Data entries
* begin *
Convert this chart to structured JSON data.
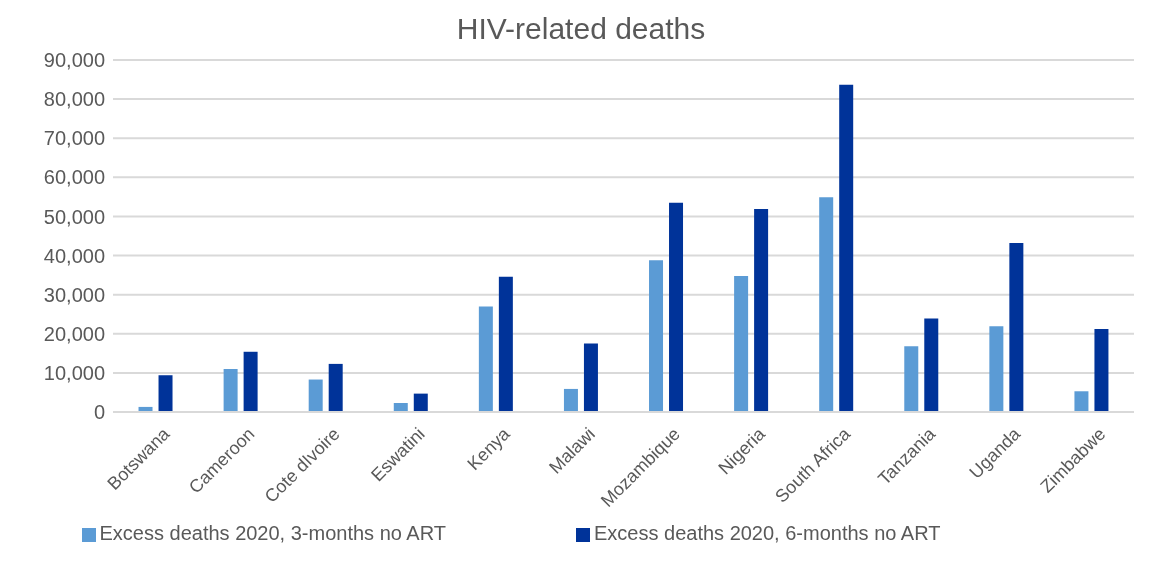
{
  "chart_data": {
    "type": "bar",
    "title": "HIV-related deaths",
    "categories": [
      "Botswana",
      "Cameroon",
      "Cote dIvoire",
      "Eswatini",
      "Kenya",
      "Malawi",
      "Mozambique",
      "Nigeria",
      "South Africa",
      "Tanzania",
      "Uganda",
      "Zimbabwe"
    ],
    "series": [
      {
        "name": "Excess deaths 2020, 3-months no ART",
        "color": "#5b9bd5",
        "values": [
          1300,
          11000,
          8300,
          2300,
          27000,
          5900,
          38800,
          34800,
          54900,
          16800,
          21900,
          5300
        ]
      },
      {
        "name": "Excess deaths 2020, 6-months no ART",
        "color": "#003399",
        "values": [
          9400,
          15400,
          12300,
          4700,
          34600,
          17500,
          53500,
          51900,
          83700,
          23900,
          43200,
          21200
        ]
      }
    ],
    "ylim": [
      0,
      90000
    ],
    "yticks": [
      0,
      {
        "value": 10000,
        "label": "10,000"
      },
      {
        "value": 20000,
        "label": "20,000"
      },
      {
        "value": 30000,
        "label": "30,000"
      },
      {
        "value": 40000,
        "label": "40,000"
      },
      {
        "value": 50000,
        "label": "50,000"
      },
      {
        "value": 60000,
        "label": "60,000"
      },
      {
        "value": 70000,
        "label": "70,000"
      },
      {
        "value": 80000,
        "label": "80,000"
      },
      {
        "value": 90000,
        "label": "90,000"
      }
    ],
    "grid": "y",
    "legend": "bottom"
  }
}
* end *
## TASK TO CARRY OUT
Each record above must be returned exactly as written, with its pictures omitted.

## SOLUTION TO THE PROBLEM
Convert this chart to structured JSON data.
{
  "chart_data": {
    "type": "bar",
    "title": "HIV-related deaths",
    "categories": [
      "Botswana",
      "Cameroon",
      "Cote dIvoire",
      "Eswatini",
      "Kenya",
      "Malawi",
      "Mozambique",
      "Nigeria",
      "South Africa",
      "Tanzania",
      "Uganda",
      "Zimbabwe"
    ],
    "series": [
      {
        "name": "Excess deaths 2020, 3-months no ART",
        "color": "#5b9bd5",
        "values": [
          1300,
          11000,
          8300,
          2300,
          27000,
          5900,
          38800,
          34800,
          54900,
          16800,
          21900,
          5300
        ]
      },
      {
        "name": "Excess deaths 2020, 6-months no ART",
        "color": "#003399",
        "values": [
          9400,
          15400,
          12300,
          4700,
          34600,
          17500,
          53500,
          51900,
          83700,
          23900,
          43200,
          21200
        ]
      }
    ],
    "ylim": [
      0,
      90000
    ],
    "yticks": [
      0,
      {
        "value": 10000,
        "label": "10,000"
      },
      {
        "value": 20000,
        "label": "20,000"
      },
      {
        "value": 30000,
        "label": "30,000"
      },
      {
        "value": 40000,
        "label": "40,000"
      },
      {
        "value": 50000,
        "label": "50,000"
      },
      {
        "value": 60000,
        "label": "60,000"
      },
      {
        "value": 70000,
        "label": "70,000"
      },
      {
        "value": 80000,
        "label": "80,000"
      },
      {
        "value": 90000,
        "label": "90,000"
      }
    ],
    "grid": "y",
    "legend": "bottom"
  }
}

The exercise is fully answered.